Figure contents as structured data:
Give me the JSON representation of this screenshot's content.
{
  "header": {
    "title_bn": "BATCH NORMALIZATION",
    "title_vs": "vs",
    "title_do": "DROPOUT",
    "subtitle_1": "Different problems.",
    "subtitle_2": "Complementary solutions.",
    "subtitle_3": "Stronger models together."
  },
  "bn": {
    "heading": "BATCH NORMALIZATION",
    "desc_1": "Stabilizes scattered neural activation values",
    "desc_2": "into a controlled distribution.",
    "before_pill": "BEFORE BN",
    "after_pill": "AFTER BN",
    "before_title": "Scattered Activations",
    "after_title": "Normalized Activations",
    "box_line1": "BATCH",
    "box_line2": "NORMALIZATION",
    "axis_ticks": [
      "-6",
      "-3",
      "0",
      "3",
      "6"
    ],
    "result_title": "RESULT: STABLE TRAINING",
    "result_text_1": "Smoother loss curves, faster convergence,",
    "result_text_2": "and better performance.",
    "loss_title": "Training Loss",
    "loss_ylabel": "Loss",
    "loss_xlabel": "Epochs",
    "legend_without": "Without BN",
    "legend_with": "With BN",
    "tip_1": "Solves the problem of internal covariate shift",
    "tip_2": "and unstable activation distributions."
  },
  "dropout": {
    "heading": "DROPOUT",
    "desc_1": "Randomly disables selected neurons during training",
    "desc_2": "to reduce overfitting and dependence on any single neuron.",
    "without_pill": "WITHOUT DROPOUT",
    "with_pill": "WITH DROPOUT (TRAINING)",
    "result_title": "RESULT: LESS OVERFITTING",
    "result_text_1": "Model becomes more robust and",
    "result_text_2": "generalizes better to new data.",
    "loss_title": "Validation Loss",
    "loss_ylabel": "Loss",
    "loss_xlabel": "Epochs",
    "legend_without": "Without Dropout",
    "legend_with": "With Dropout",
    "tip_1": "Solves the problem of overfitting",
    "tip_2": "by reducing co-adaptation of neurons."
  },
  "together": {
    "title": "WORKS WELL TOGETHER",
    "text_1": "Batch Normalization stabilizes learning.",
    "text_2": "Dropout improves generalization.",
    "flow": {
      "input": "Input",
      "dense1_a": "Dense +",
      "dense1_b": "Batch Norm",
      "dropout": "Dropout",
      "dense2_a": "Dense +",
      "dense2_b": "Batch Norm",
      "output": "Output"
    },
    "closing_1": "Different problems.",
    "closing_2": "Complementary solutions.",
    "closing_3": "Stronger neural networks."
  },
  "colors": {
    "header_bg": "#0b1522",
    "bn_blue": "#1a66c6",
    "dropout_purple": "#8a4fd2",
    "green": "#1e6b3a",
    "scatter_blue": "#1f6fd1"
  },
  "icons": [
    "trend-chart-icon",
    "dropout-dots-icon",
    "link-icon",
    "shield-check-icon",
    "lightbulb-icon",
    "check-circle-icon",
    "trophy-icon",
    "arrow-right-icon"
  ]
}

### Instructions to follow
Reproduce the entries above in full, verbatim.

### Exercise solution
Give me the JSON representation of this screenshot's content.
{
  "header": {
    "title_bn": "BATCH NORMALIZATION",
    "title_vs": "vs",
    "title_do": "DROPOUT",
    "subtitle_1": "Different problems.",
    "subtitle_2": "Complementary solutions.",
    "subtitle_3": "Stronger models together."
  },
  "bn": {
    "heading": "BATCH NORMALIZATION",
    "desc_1": "Stabilizes scattered neural activation values",
    "desc_2": "into a controlled distribution.",
    "before_pill": "BEFORE BN",
    "after_pill": "AFTER BN",
    "before_title": "Scattered Activations",
    "after_title": "Normalized Activations",
    "box_line1": "BATCH",
    "box_line2": "NORMALIZATION",
    "axis_ticks": [
      "-6",
      "-3",
      "0",
      "3",
      "6"
    ],
    "result_title": "RESULT: STABLE TRAINING",
    "result_text_1": "Smoother loss curves, faster convergence,",
    "result_text_2": "and better performance.",
    "loss_title": "Training Loss",
    "loss_ylabel": "Loss",
    "loss_xlabel": "Epochs",
    "legend_without": "Without BN",
    "legend_with": "With BN",
    "tip_1": "Solves the problem of internal covariate shift",
    "tip_2": "and unstable activation distributions."
  },
  "dropout": {
    "heading": "DROPOUT",
    "desc_1": "Randomly disables selected neurons during training",
    "desc_2": "to reduce overfitting and dependence on any single neuron.",
    "without_pill": "WITHOUT DROPOUT",
    "with_pill": "WITH DROPOUT (TRAINING)",
    "result_title": "RESULT: LESS OVERFITTING",
    "result_text_1": "Model becomes more robust and",
    "result_text_2": "generalizes better to new data.",
    "loss_title": "Validation Loss",
    "loss_ylabel": "Loss",
    "loss_xlabel": "Epochs",
    "legend_without": "Without Dropout",
    "legend_with": "With Dropout",
    "tip_1": "Solves the problem of overfitting",
    "tip_2": "by reducing co-adaptation of neurons."
  },
  "together": {
    "title": "WORKS WELL TOGETHER",
    "text_1": "Batch Normalization stabilizes learning.",
    "text_2": "Dropout improves generalization.",
    "flow": {
      "input": "Input",
      "dense1_a": "Dense +",
      "dense1_b": "Batch Norm",
      "dropout": "Dropout",
      "dense2_a": "Dense +",
      "dense2_b": "Batch Norm",
      "output": "Output"
    },
    "closing_1": "Different problems.",
    "closing_2": "Complementary solutions.",
    "closing_3": "Stronger neural networks."
  },
  "colors": {
    "header_bg": "#0b1522",
    "bn_blue": "#1a66c6",
    "dropout_purple": "#8a4fd2",
    "green": "#1e6b3a",
    "scatter_blue": "#1f6fd1"
  },
  "icons": [
    "trend-chart-icon",
    "dropout-dots-icon",
    "link-icon",
    "shield-check-icon",
    "lightbulb-icon",
    "check-circle-icon",
    "trophy-icon",
    "arrow-right-icon"
  ]
}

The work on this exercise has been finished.